*** DATASET

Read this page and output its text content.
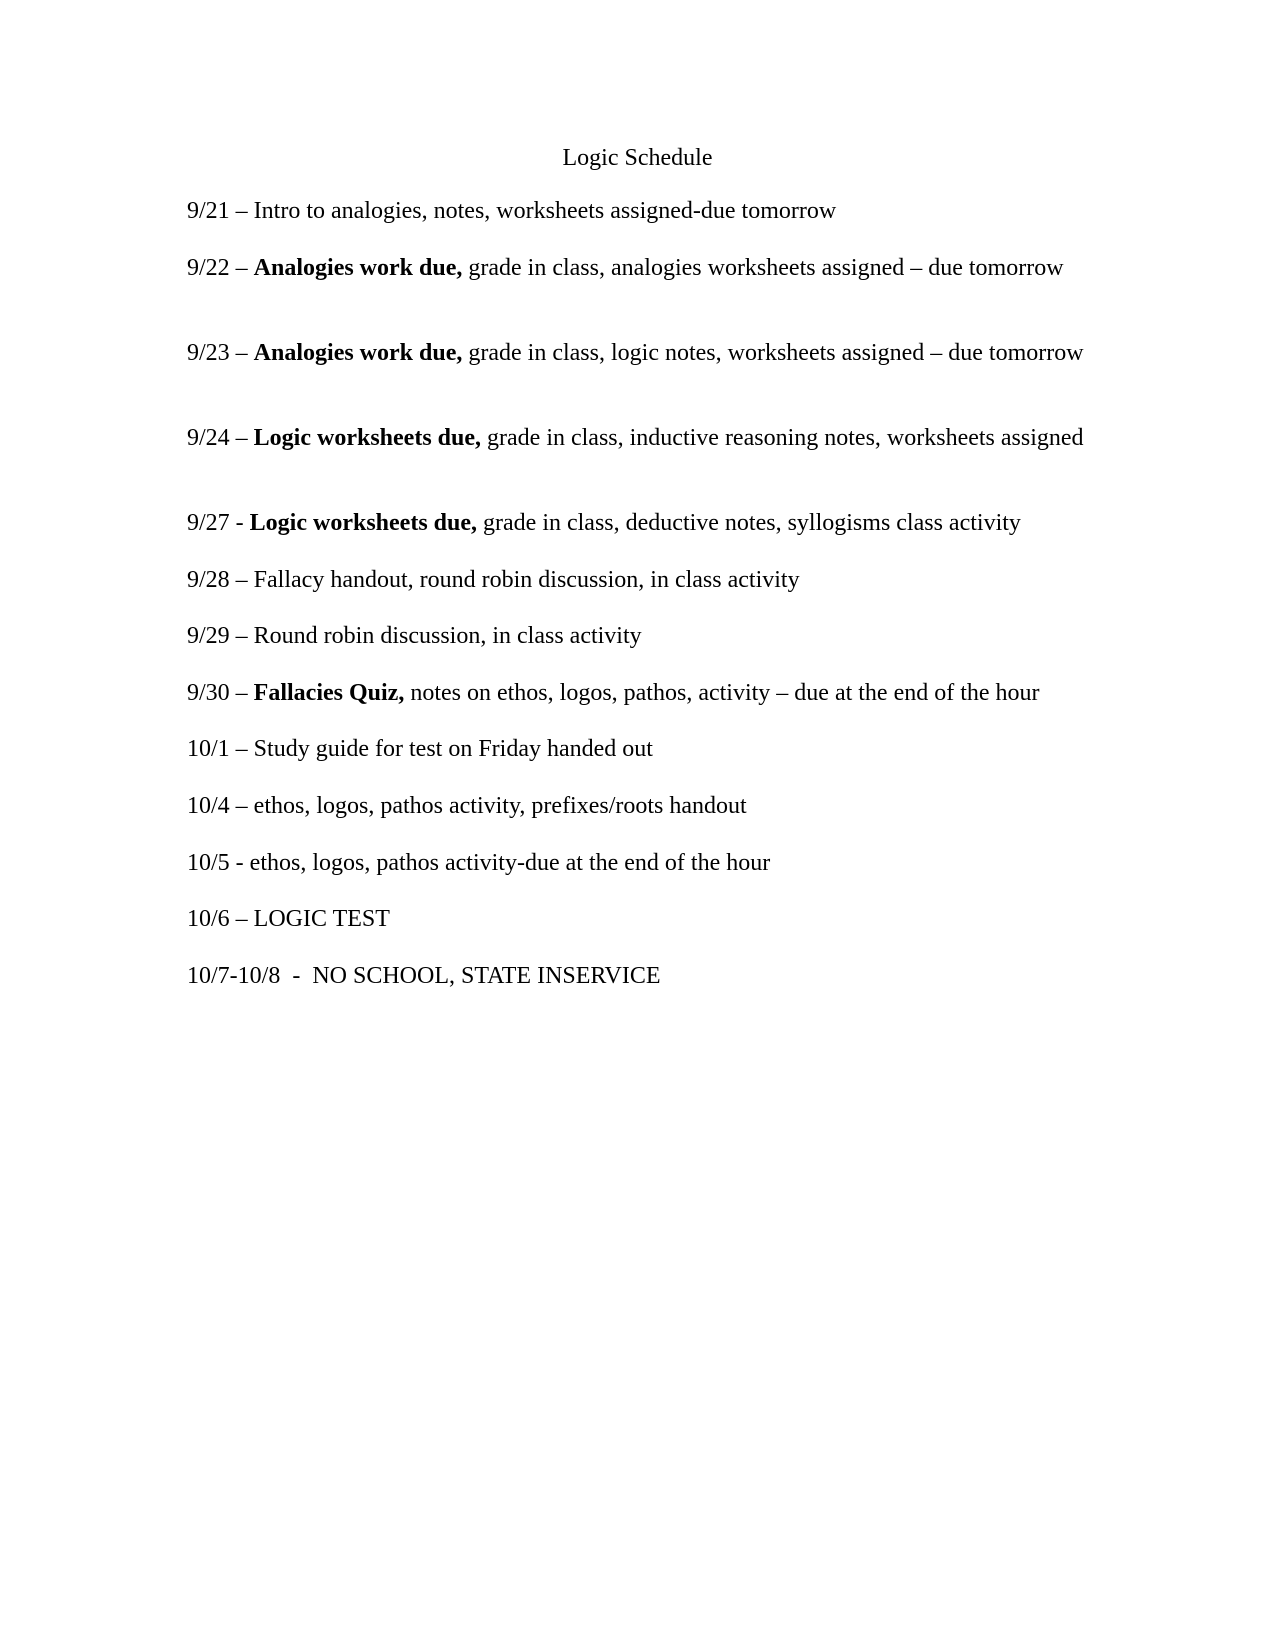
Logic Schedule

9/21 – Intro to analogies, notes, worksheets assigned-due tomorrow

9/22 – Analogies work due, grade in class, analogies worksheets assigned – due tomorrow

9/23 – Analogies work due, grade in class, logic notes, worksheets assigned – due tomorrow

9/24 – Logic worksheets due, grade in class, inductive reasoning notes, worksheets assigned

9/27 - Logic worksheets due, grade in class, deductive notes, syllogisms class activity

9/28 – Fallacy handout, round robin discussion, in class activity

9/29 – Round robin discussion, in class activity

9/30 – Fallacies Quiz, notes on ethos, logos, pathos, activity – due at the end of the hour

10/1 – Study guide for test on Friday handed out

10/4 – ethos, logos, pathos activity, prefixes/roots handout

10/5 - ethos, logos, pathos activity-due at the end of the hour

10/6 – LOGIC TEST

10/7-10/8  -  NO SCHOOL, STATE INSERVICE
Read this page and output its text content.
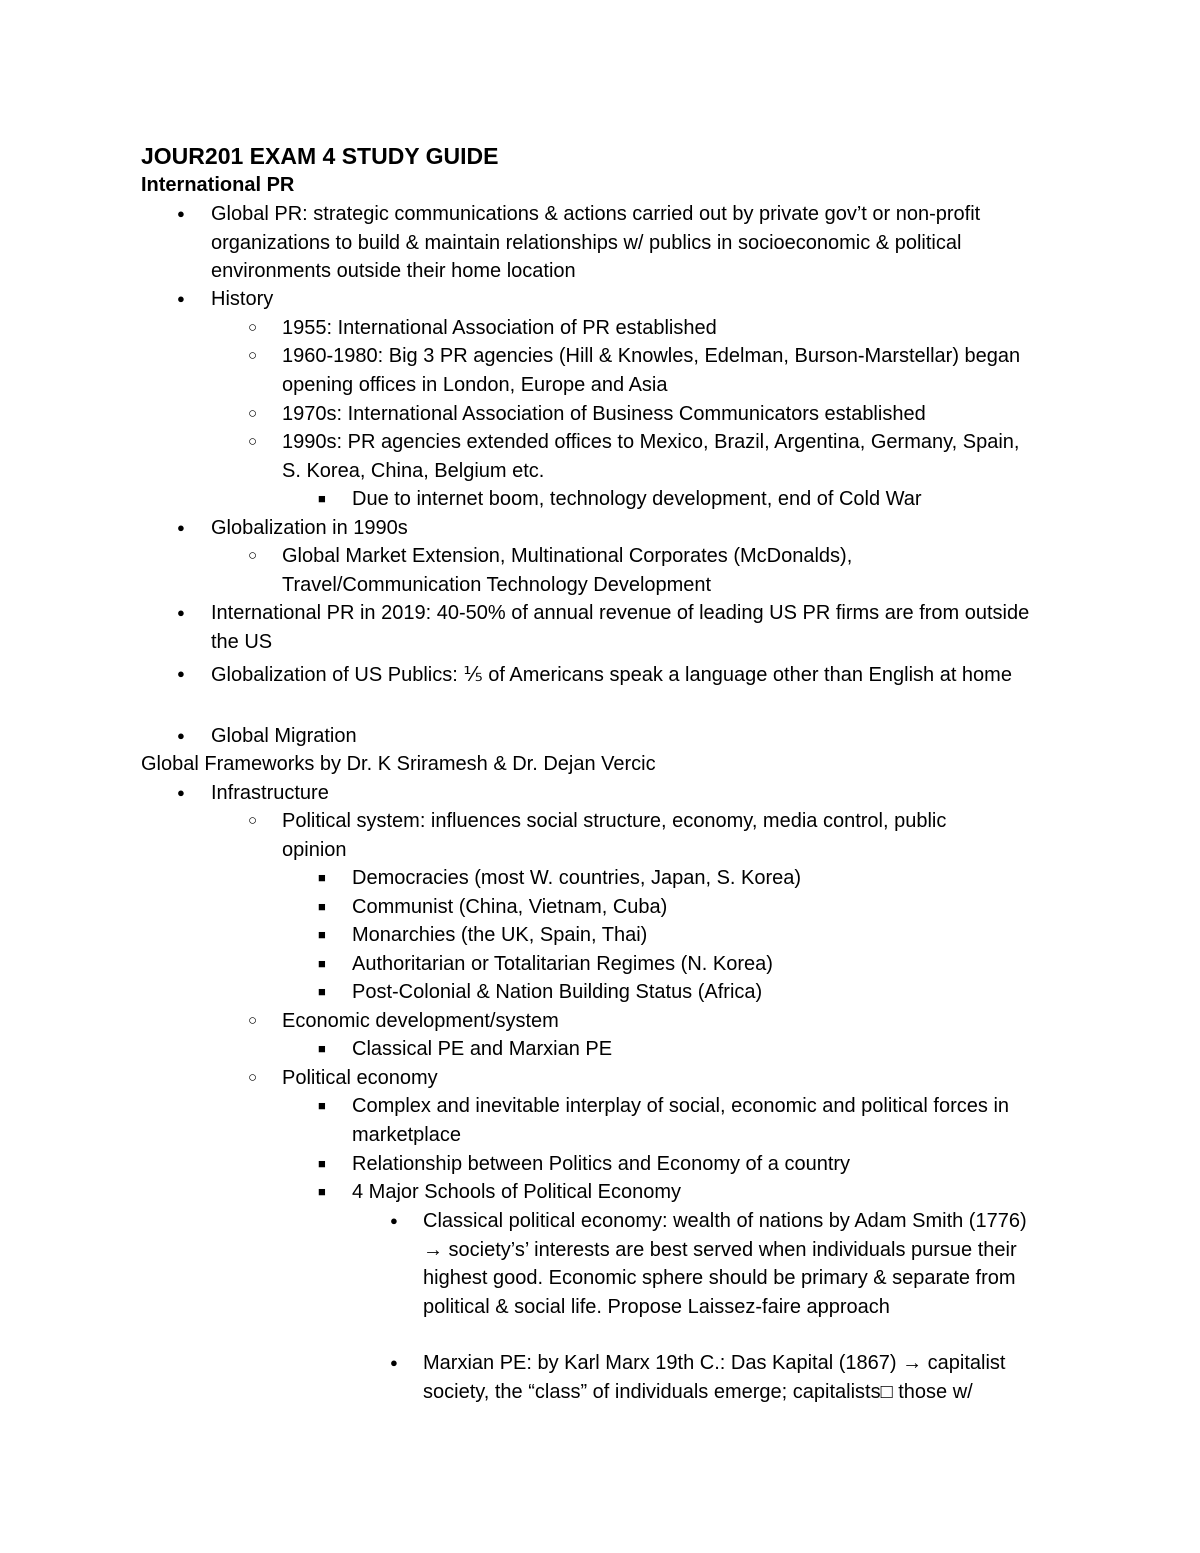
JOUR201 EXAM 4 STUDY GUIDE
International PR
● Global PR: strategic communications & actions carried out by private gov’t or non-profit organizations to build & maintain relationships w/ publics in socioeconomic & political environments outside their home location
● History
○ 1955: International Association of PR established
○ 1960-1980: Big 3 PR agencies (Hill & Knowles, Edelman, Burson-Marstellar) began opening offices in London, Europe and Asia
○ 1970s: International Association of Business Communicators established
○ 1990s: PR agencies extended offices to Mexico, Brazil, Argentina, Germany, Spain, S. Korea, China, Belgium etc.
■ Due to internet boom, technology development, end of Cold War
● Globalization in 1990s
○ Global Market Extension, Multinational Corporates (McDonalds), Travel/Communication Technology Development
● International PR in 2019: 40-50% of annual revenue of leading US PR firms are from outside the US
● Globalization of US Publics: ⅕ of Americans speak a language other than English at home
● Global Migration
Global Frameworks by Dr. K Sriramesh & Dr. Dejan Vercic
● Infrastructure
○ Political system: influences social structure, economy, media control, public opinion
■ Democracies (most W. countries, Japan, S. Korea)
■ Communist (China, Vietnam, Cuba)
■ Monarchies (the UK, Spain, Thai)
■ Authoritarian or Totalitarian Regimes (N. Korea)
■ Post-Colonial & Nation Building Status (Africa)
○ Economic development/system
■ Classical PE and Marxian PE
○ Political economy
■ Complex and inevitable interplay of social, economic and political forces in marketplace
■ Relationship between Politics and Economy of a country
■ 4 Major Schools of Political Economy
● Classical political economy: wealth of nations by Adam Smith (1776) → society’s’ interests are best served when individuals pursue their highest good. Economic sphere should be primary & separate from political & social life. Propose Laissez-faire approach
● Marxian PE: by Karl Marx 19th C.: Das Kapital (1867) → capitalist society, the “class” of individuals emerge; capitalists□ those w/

******

INSTRUCTIONS TO FOLLOW:
Transcribe the material exactly, keeping every word and none of the pictures.

RESULT OF THE TASK:
Read this page and output its text content.
Logic Schedule

9/21 – Intro to analogies, notes, worksheets assigned-due tomorrow

9/22 – Analogies work due, grade in class, analogies worksheets assigned – due tomorrow

9/23 – Analogies work due, grade in class, logic notes, worksheets assigned – due tomorrow

9/24 – Logic worksheets due, grade in class, inductive reasoning notes, worksheets assigned

9/27 - Logic worksheets due, grade in class, deductive notes, syllogisms class activity

9/28 – Fallacy handout, round robin discussion, in class activity

9/29 – Round robin discussion, in class activity

9/30 – Fallacies Quiz, notes on ethos, logos, pathos, activity – due at the end of the hour

10/1 – Study guide for test on Friday handed out

10/4 – ethos, logos, pathos activity, prefixes/roots handout

10/5 - ethos, logos, pathos activity-due at the end of the hour

10/6 – LOGIC TEST

10/7-10/8  -  NO SCHOOL, STATE INSERVICE
Read this page and output its text content.
JOUR201 EXAM 4 STUDY GUIDE
International PR
● Global PR: strategic communications & actions carried out by private gov’t or non-profit organizations to build & maintain relationships w/ publics in socioeconomic & political environments outside their home location
● History
○ 1955: International Association of PR established
○ 1960-1980: Big 3 PR agencies (Hill & Knowles, Edelman, Burson-Marstellar) began opening offices in London, Europe and Asia
○ 1970s: International Association of Business Communicators established
○ 1990s: PR agencies extended offices to Mexico, Brazil, Argentina, Germany, Spain, S. Korea, China, Belgium etc.
■ Due to internet boom, technology development, end of Cold War
● Globalization in 1990s
○ Global Market Extension, Multinational Corporates (McDonalds), Travel/Communication Technology Development
● International PR in 2019: 40-50% of annual revenue of leading US PR firms are from outside the US
● Globalization of US Publics: ⅕ of Americans speak a language other than English at home
● Global Migration
Global Frameworks by Dr. K Sriramesh & Dr. Dejan Vercic
● Infrastructure
○ Political system: influences social structure, economy, media control, public opinion
■ Democracies (most W. countries, Japan, S. Korea)
■ Communist (China, Vietnam, Cuba)
■ Monarchies (the UK, Spain, Thai)
■ Authoritarian or Totalitarian Regimes (N. Korea)
■ Post-Colonial & Nation Building Status (Africa)
○ Economic development/system
■ Classical PE and Marxian PE
○ Political economy
■ Complex and inevitable interplay of social, economic and political forces in marketplace
■ Relationship between Politics and Economy of a country
■ 4 Major Schools of Political Economy
● Classical political economy: wealth of nations by Adam Smith (1776) → society’s’ interests are best served when individuals pursue their highest good. Economic sphere should be primary & separate from political & social life. Propose Laissez-faire approach
● Marxian PE: by Karl Marx 19th C.: Das Kapital (1867) → capitalist society, the “class” of individuals emerge; capitalists□ those w/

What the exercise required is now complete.